WRITTEN INSTRUCTION> Select, from the material below, each line with "COINBASE" in it.

/---

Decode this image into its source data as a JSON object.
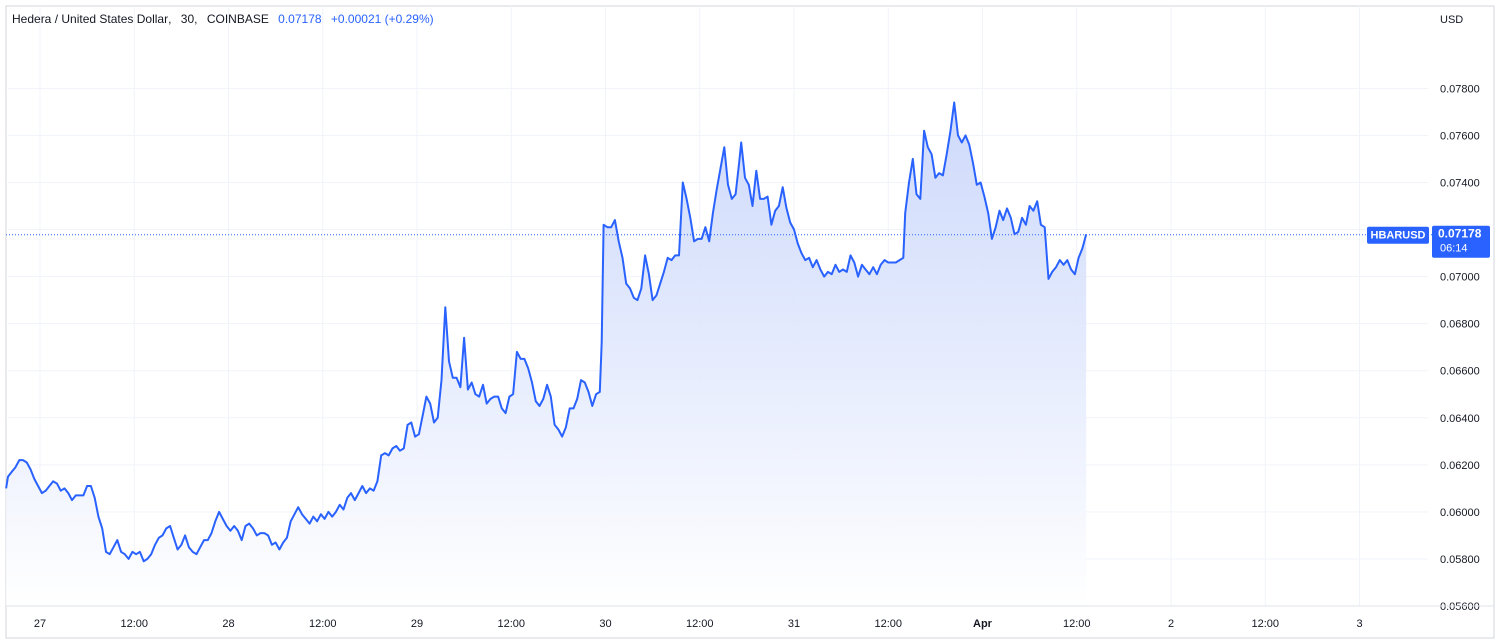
{
  "header": {
    "symbol_name": "Hedera / United States Dollar",
    "interval": "30",
    "exchange": "COINBASE",
    "last": "0.07178",
    "change": "+0.00021 (+0.29%)"
  },
  "currency_label": "USD",
  "ticker_tag": "HBARUSD",
  "price_tag": "0.07178",
  "countdown": "06:14",
  "colors": {
    "line": "#2962ff",
    "area_top": "#c9d6fb",
    "area_bottom": "#ffffff",
    "grid": "#f0f3fa",
    "text": "#131722",
    "tag_bg": "#2962ff"
  },
  "chart_data": {
    "type": "area",
    "title": "Hedera / United States Dollar, 30, COINBASE",
    "ylabel": "USD",
    "ylim": [
      0.056,
      0.08
    ],
    "y_ticks": [
      "0.05600",
      "0.05800",
      "0.06000",
      "0.06200",
      "0.06400",
      "0.06600",
      "0.06800",
      "0.07000",
      "0.07200",
      "0.07400",
      "0.07600",
      "0.07800"
    ],
    "x_ticks": [
      {
        "label": "27",
        "t": 1
      },
      {
        "label": "12:00",
        "t": 1.5
      },
      {
        "label": "28",
        "t": 2
      },
      {
        "label": "12:00",
        "t": 2.5
      },
      {
        "label": "29",
        "t": 3
      },
      {
        "label": "12:00",
        "t": 3.5
      },
      {
        "label": "30",
        "t": 4
      },
      {
        "label": "12:00",
        "t": 4.5
      },
      {
        "label": "31",
        "t": 5
      },
      {
        "label": "12:00",
        "t": 5.5
      },
      {
        "label": "Apr",
        "t": 6
      },
      {
        "label": "12:00",
        "t": 6.5
      },
      {
        "label": "2",
        "t": 7
      },
      {
        "label": "12:00",
        "t": 7.5
      },
      {
        "label": "3",
        "t": 8
      }
    ],
    "x_unit": "days (tick labels)",
    "xlim": [
      0.82,
      8.35
    ],
    "last_price": 0.07178,
    "series": [
      {
        "name": "HBARUSD",
        "points": [
          [
            0.82,
            0.061
          ],
          [
            0.83,
            0.0615
          ],
          [
            0.85,
            0.0617
          ],
          [
            0.87,
            0.0619
          ],
          [
            0.89,
            0.0622
          ],
          [
            0.91,
            0.0622
          ],
          [
            0.93,
            0.0621
          ],
          [
            0.95,
            0.0618
          ],
          [
            0.97,
            0.0614
          ],
          [
            0.99,
            0.0611
          ],
          [
            1.01,
            0.0608
          ],
          [
            1.03,
            0.0609
          ],
          [
            1.05,
            0.0611
          ],
          [
            1.07,
            0.0613
          ],
          [
            1.09,
            0.0612
          ],
          [
            1.11,
            0.0609
          ],
          [
            1.13,
            0.061
          ],
          [
            1.15,
            0.0608
          ],
          [
            1.17,
            0.0605
          ],
          [
            1.19,
            0.0607
          ],
          [
            1.21,
            0.0607
          ],
          [
            1.23,
            0.0607
          ],
          [
            1.25,
            0.0611
          ],
          [
            1.27,
            0.0611
          ],
          [
            1.29,
            0.0606
          ],
          [
            1.31,
            0.0598
          ],
          [
            1.33,
            0.0593
          ],
          [
            1.35,
            0.0583
          ],
          [
            1.37,
            0.0582
          ],
          [
            1.39,
            0.0585
          ],
          [
            1.41,
            0.0588
          ],
          [
            1.43,
            0.0583
          ],
          [
            1.45,
            0.0582
          ],
          [
            1.47,
            0.058
          ],
          [
            1.49,
            0.0583
          ],
          [
            1.51,
            0.0582
          ],
          [
            1.53,
            0.0583
          ],
          [
            1.55,
            0.0579
          ],
          [
            1.57,
            0.058
          ],
          [
            1.59,
            0.0582
          ],
          [
            1.61,
            0.0586
          ],
          [
            1.63,
            0.0589
          ],
          [
            1.65,
            0.059
          ],
          [
            1.67,
            0.0593
          ],
          [
            1.69,
            0.0594
          ],
          [
            1.71,
            0.0589
          ],
          [
            1.73,
            0.0584
          ],
          [
            1.75,
            0.0586
          ],
          [
            1.77,
            0.059
          ],
          [
            1.79,
            0.0585
          ],
          [
            1.81,
            0.0583
          ],
          [
            1.83,
            0.0582
          ],
          [
            1.85,
            0.0585
          ],
          [
            1.87,
            0.0588
          ],
          [
            1.89,
            0.0588
          ],
          [
            1.91,
            0.0591
          ],
          [
            1.93,
            0.0596
          ],
          [
            1.95,
            0.06
          ],
          [
            1.97,
            0.0597
          ],
          [
            1.99,
            0.0594
          ],
          [
            2.01,
            0.0592
          ],
          [
            2.03,
            0.0594
          ],
          [
            2.05,
            0.0592
          ],
          [
            2.07,
            0.0588
          ],
          [
            2.09,
            0.0594
          ],
          [
            2.11,
            0.0595
          ],
          [
            2.13,
            0.0593
          ],
          [
            2.15,
            0.059
          ],
          [
            2.17,
            0.0591
          ],
          [
            2.19,
            0.0591
          ],
          [
            2.21,
            0.059
          ],
          [
            2.23,
            0.0586
          ],
          [
            2.25,
            0.0587
          ],
          [
            2.27,
            0.0584
          ],
          [
            2.29,
            0.0587
          ],
          [
            2.31,
            0.0589
          ],
          [
            2.33,
            0.0596
          ],
          [
            2.35,
            0.0599
          ],
          [
            2.37,
            0.0602
          ],
          [
            2.39,
            0.0599
          ],
          [
            2.41,
            0.0597
          ],
          [
            2.43,
            0.0595
          ],
          [
            2.45,
            0.0598
          ],
          [
            2.47,
            0.0596
          ],
          [
            2.49,
            0.0599
          ],
          [
            2.51,
            0.0597
          ],
          [
            2.53,
            0.06
          ],
          [
            2.55,
            0.0598
          ],
          [
            2.57,
            0.06
          ],
          [
            2.59,
            0.0603
          ],
          [
            2.61,
            0.0601
          ],
          [
            2.63,
            0.0606
          ],
          [
            2.65,
            0.0608
          ],
          [
            2.67,
            0.0605
          ],
          [
            2.69,
            0.0608
          ],
          [
            2.71,
            0.0611
          ],
          [
            2.73,
            0.0608
          ],
          [
            2.75,
            0.061
          ],
          [
            2.77,
            0.0609
          ],
          [
            2.79,
            0.0613
          ],
          [
            2.81,
            0.0624
          ],
          [
            2.83,
            0.0625
          ],
          [
            2.85,
            0.0624
          ],
          [
            2.87,
            0.0627
          ],
          [
            2.89,
            0.0628
          ],
          [
            2.91,
            0.0626
          ],
          [
            2.93,
            0.0627
          ],
          [
            2.95,
            0.0637
          ],
          [
            2.97,
            0.0638
          ],
          [
            2.99,
            0.0632
          ],
          [
            3.01,
            0.0633
          ],
          [
            3.03,
            0.0641
          ],
          [
            3.05,
            0.0649
          ],
          [
            3.07,
            0.0646
          ],
          [
            3.09,
            0.0638
          ],
          [
            3.11,
            0.064
          ],
          [
            3.13,
            0.0656
          ],
          [
            3.15,
            0.0687
          ],
          [
            3.17,
            0.0664
          ],
          [
            3.19,
            0.0657
          ],
          [
            3.21,
            0.0657
          ],
          [
            3.23,
            0.0653
          ],
          [
            3.25,
            0.0674
          ],
          [
            3.27,
            0.0652
          ],
          [
            3.29,
            0.0655
          ],
          [
            3.31,
            0.065
          ],
          [
            3.33,
            0.0649
          ],
          [
            3.35,
            0.0654
          ],
          [
            3.37,
            0.0646
          ],
          [
            3.39,
            0.0648
          ],
          [
            3.41,
            0.0649
          ],
          [
            3.43,
            0.0649
          ],
          [
            3.45,
            0.0644
          ],
          [
            3.47,
            0.0642
          ],
          [
            3.49,
            0.0649
          ],
          [
            3.51,
            0.065
          ],
          [
            3.53,
            0.0668
          ],
          [
            3.55,
            0.0665
          ],
          [
            3.57,
            0.0665
          ],
          [
            3.59,
            0.0661
          ],
          [
            3.61,
            0.0655
          ],
          [
            3.63,
            0.0647
          ],
          [
            3.65,
            0.0645
          ],
          [
            3.67,
            0.0648
          ],
          [
            3.69,
            0.0654
          ],
          [
            3.71,
            0.0649
          ],
          [
            3.73,
            0.0637
          ],
          [
            3.75,
            0.0635
          ],
          [
            3.77,
            0.0632
          ],
          [
            3.79,
            0.0636
          ],
          [
            3.81,
            0.0644
          ],
          [
            3.83,
            0.0644
          ],
          [
            3.85,
            0.0648
          ],
          [
            3.87,
            0.0656
          ],
          [
            3.89,
            0.0655
          ],
          [
            3.91,
            0.0651
          ],
          [
            3.93,
            0.0645
          ],
          [
            3.95,
            0.065
          ],
          [
            3.97,
            0.0651
          ],
          [
            3.98,
            0.0672
          ],
          [
            3.99,
            0.0722
          ],
          [
            4.01,
            0.0721
          ],
          [
            4.03,
            0.0721
          ],
          [
            4.05,
            0.0724
          ],
          [
            4.07,
            0.0715
          ],
          [
            4.09,
            0.0708
          ],
          [
            4.11,
            0.0697
          ],
          [
            4.13,
            0.0695
          ],
          [
            4.15,
            0.0691
          ],
          [
            4.17,
            0.069
          ],
          [
            4.19,
            0.0695
          ],
          [
            4.21,
            0.0709
          ],
          [
            4.23,
            0.0701
          ],
          [
            4.25,
            0.069
          ],
          [
            4.27,
            0.0692
          ],
          [
            4.29,
            0.0697
          ],
          [
            4.31,
            0.0702
          ],
          [
            4.33,
            0.0708
          ],
          [
            4.35,
            0.0707
          ],
          [
            4.37,
            0.0709
          ],
          [
            4.39,
            0.0709
          ],
          [
            4.41,
            0.074
          ],
          [
            4.43,
            0.0733
          ],
          [
            4.45,
            0.0725
          ],
          [
            4.47,
            0.0715
          ],
          [
            4.49,
            0.0716
          ],
          [
            4.51,
            0.0716
          ],
          [
            4.53,
            0.0721
          ],
          [
            4.55,
            0.0715
          ],
          [
            4.57,
            0.0727
          ],
          [
            4.59,
            0.0737
          ],
          [
            4.61,
            0.0746
          ],
          [
            4.63,
            0.0755
          ],
          [
            4.65,
            0.0739
          ],
          [
            4.67,
            0.0733
          ],
          [
            4.69,
            0.0735
          ],
          [
            4.71,
            0.0749
          ],
          [
            4.72,
            0.0757
          ],
          [
            4.74,
            0.0742
          ],
          [
            4.76,
            0.0739
          ],
          [
            4.78,
            0.073
          ],
          [
            4.8,
            0.0745
          ],
          [
            4.82,
            0.0733
          ],
          [
            4.84,
            0.0733
          ],
          [
            4.86,
            0.0734
          ],
          [
            4.88,
            0.0722
          ],
          [
            4.9,
            0.0728
          ],
          [
            4.92,
            0.073
          ],
          [
            4.94,
            0.0738
          ],
          [
            4.96,
            0.0729
          ],
          [
            4.98,
            0.0723
          ],
          [
            5.0,
            0.072
          ],
          [
            5.02,
            0.0714
          ],
          [
            5.04,
            0.071
          ],
          [
            5.06,
            0.0707
          ],
          [
            5.08,
            0.0708
          ],
          [
            5.1,
            0.0704
          ],
          [
            5.12,
            0.0707
          ],
          [
            5.14,
            0.0703
          ],
          [
            5.16,
            0.07
          ],
          [
            5.18,
            0.0702
          ],
          [
            5.2,
            0.0701
          ],
          [
            5.22,
            0.0705
          ],
          [
            5.24,
            0.0702
          ],
          [
            5.26,
            0.0703
          ],
          [
            5.28,
            0.0702
          ],
          [
            5.3,
            0.0709
          ],
          [
            5.32,
            0.0706
          ],
          [
            5.34,
            0.07
          ],
          [
            5.36,
            0.0705
          ],
          [
            5.38,
            0.0703
          ],
          [
            5.4,
            0.0701
          ],
          [
            5.42,
            0.0704
          ],
          [
            5.44,
            0.0701
          ],
          [
            5.46,
            0.0705
          ],
          [
            5.48,
            0.0707
          ],
          [
            5.5,
            0.0706
          ],
          [
            5.52,
            0.0706
          ],
          [
            5.54,
            0.0706
          ],
          [
            5.56,
            0.0707
          ],
          [
            5.58,
            0.0708
          ],
          [
            5.59,
            0.0727
          ],
          [
            5.61,
            0.074
          ],
          [
            5.63,
            0.075
          ],
          [
            5.65,
            0.0735
          ],
          [
            5.67,
            0.0733
          ],
          [
            5.69,
            0.0762
          ],
          [
            5.71,
            0.0755
          ],
          [
            5.73,
            0.0752
          ],
          [
            5.75,
            0.0742
          ],
          [
            5.77,
            0.0744
          ],
          [
            5.79,
            0.0743
          ],
          [
            5.81,
            0.0752
          ],
          [
            5.83,
            0.0762
          ],
          [
            5.85,
            0.0774
          ],
          [
            5.87,
            0.076
          ],
          [
            5.89,
            0.0757
          ],
          [
            5.91,
            0.076
          ],
          [
            5.93,
            0.0756
          ],
          [
            5.95,
            0.0748
          ],
          [
            5.97,
            0.0739
          ],
          [
            5.99,
            0.074
          ],
          [
            6.01,
            0.0734
          ],
          [
            6.03,
            0.0727
          ],
          [
            6.05,
            0.0716
          ],
          [
            6.07,
            0.0721
          ],
          [
            6.09,
            0.0728
          ],
          [
            6.11,
            0.0724
          ],
          [
            6.13,
            0.0729
          ],
          [
            6.15,
            0.0725
          ],
          [
            6.17,
            0.0718
          ],
          [
            6.19,
            0.0719
          ],
          [
            6.21,
            0.0725
          ],
          [
            6.23,
            0.0722
          ],
          [
            6.25,
            0.073
          ],
          [
            6.27,
            0.0728
          ],
          [
            6.29,
            0.0732
          ],
          [
            6.31,
            0.0722
          ],
          [
            6.33,
            0.0721
          ],
          [
            6.35,
            0.0699
          ],
          [
            6.37,
            0.0702
          ],
          [
            6.39,
            0.0704
          ],
          [
            6.41,
            0.0707
          ],
          [
            6.43,
            0.0705
          ],
          [
            6.45,
            0.0707
          ],
          [
            6.47,
            0.0703
          ],
          [
            6.49,
            0.0701
          ],
          [
            6.51,
            0.0708
          ],
          [
            6.53,
            0.0712
          ],
          [
            6.55,
            0.0718
          ]
        ]
      }
    ]
  }
}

\---

FULL OUTPUT>
    "exchange": "COINBASE",
    "title": "Hedera / United States Dollar, 30, COINBASE",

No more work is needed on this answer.